What the task asks | Go through the listing and pick out each line with the word "jamiyatni" in it.

Data for processing |
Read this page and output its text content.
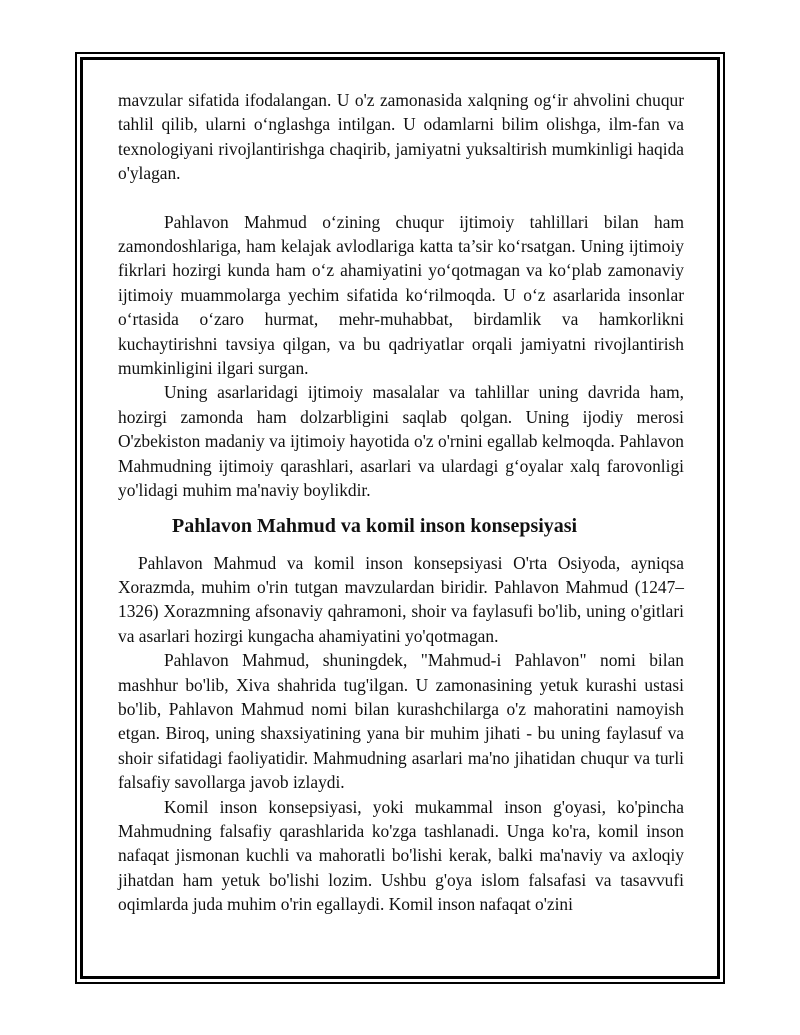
mavzular sifatida ifodalangan. U o'z zamonasida xalqning og‘ir ahvolini chuqur tahlil qilib, ularni o‘nglashga intilgan. U odamlarni bilim olishga, ilm-fan va texnologiyani rivojlantirishga chaqirib, jamiyatni yuksaltirish mumkinligi haqida o'ylagan.

Pahlavon Mahmud o‘zining chuqur ijtimoiy tahlillari bilan ham zamondoshlariga, ham kelajak avlodlariga katta ta’sir ko‘rsatgan. Uning ijtimoiy fikrlari hozirgi kunda ham o‘z ahamiyatini yo‘qotmagan va ko‘plab zamonaviy ijtimoiy muammolarga yechim sifatida ko‘rilmoqda. U o‘z asarlarida insonlar o‘rtasida o‘zaro hurmat, mehr-muhabbat, birdamlik va hamkorlikni kuchaytirishni tavsiya qilgan, va bu qadriyatlar orqali jamiyatni rivojlantirish mumkinligini ilgari surgan.

Uning asarlaridagi ijtimoiy masalalar va tahlillar uning davrida ham, hozirgi zamonda ham dolzarbligini saqlab qolgan. Uning ijodiy merosi O'zbekiston madaniy va ijtimoiy hayotida o'z o'rnini egallab kelmoqda. Pahlavon Mahmudning ijtimoiy qarashlari, asarlari va ulardagi g‘oyalar xalq farovonligi yo'lidagi muhim ma'naviy boylikdir.

Pahlavon Mahmud va komil inson konsepsiyasi

Pahlavon Mahmud va komil inson konsepsiyasi O'rta Osiyoda, ayniqsa Xorazmda, muhim o'rin tutgan mavzulardan biridir. Pahlavon Mahmud (1247–1326) Xorazmning afsonaviy qahramoni, shoir va faylasufi bo'lib, uning o'gitlari va asarlari hozirgi kungacha ahamiyatini yo'qotmagan.

Pahlavon Mahmud, shuningdek, "Mahmud-i Pahlavon" nomi bilan mashhur bo'lib, Xiva shahrida tug'ilgan. U zamonasining yetuk kurashi ustasi bo'lib, Pahlavon Mahmud nomi bilan kurashchilarga o'z mahoratini namoyish etgan. Biroq, uning shaxsiyatining yana bir muhim jihati - bu uning faylasuf va shoir sifatidagi faoliyatidir. Mahmudning asarlari ma'no jihatidan chuqur va turli falsafiy savollarga javob izlaydi.

Komil inson konsepsiyasi, yoki mukammal inson g'oyasi, ko'pincha Mahmudning falsafiy qarashlarida ko'zga tashlanadi. Unga ko'ra, komil inson nafaqat jismonan kuchli va mahoratli bo'lishi kerak, balki ma'naviy va axloqiy jihatdan ham yetuk bo'lishi lozim. Ushbu g'oya islom falsafasi va tasavvufi oqimlarda juda muhim o'rin egallaydi. Komil inson nafaqat o'zini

Answer to the problem |
mavzular sifatida ifodalangan. U o'z zamonasida xalqning og‘ir ahvolini chuqur tahlil qilib, ularni o‘nglashga intilgan. U odamlarni bilim olishga, ilm-fan va texnologiyani rivojlantirishga chaqirib, jamiyatni yuksaltirish mumkinligi haqida o'ylagan.
Pahlavon Mahmud o‘zining chuqur ijtimoiy tahlillari bilan ham zamondoshlariga, ham kelajak avlodlariga katta ta’sir ko‘rsatgan. Uning ijtimoiy fikrlari hozirgi kunda ham o‘z ahamiyatini yo‘qotmagan va ko‘plab zamonaviy ijtimoiy muammolarga yechim sifatida ko‘rilmoqda. U o‘z asarlarida insonlar o‘rtasida o‘zaro hurmat, mehr-muhabbat, birdamlik va hamkorlikni kuchaytirishni tavsiya qilgan, va bu qadriyatlar orqali jamiyatni rivojlantirish mumkinligini ilgari surgan.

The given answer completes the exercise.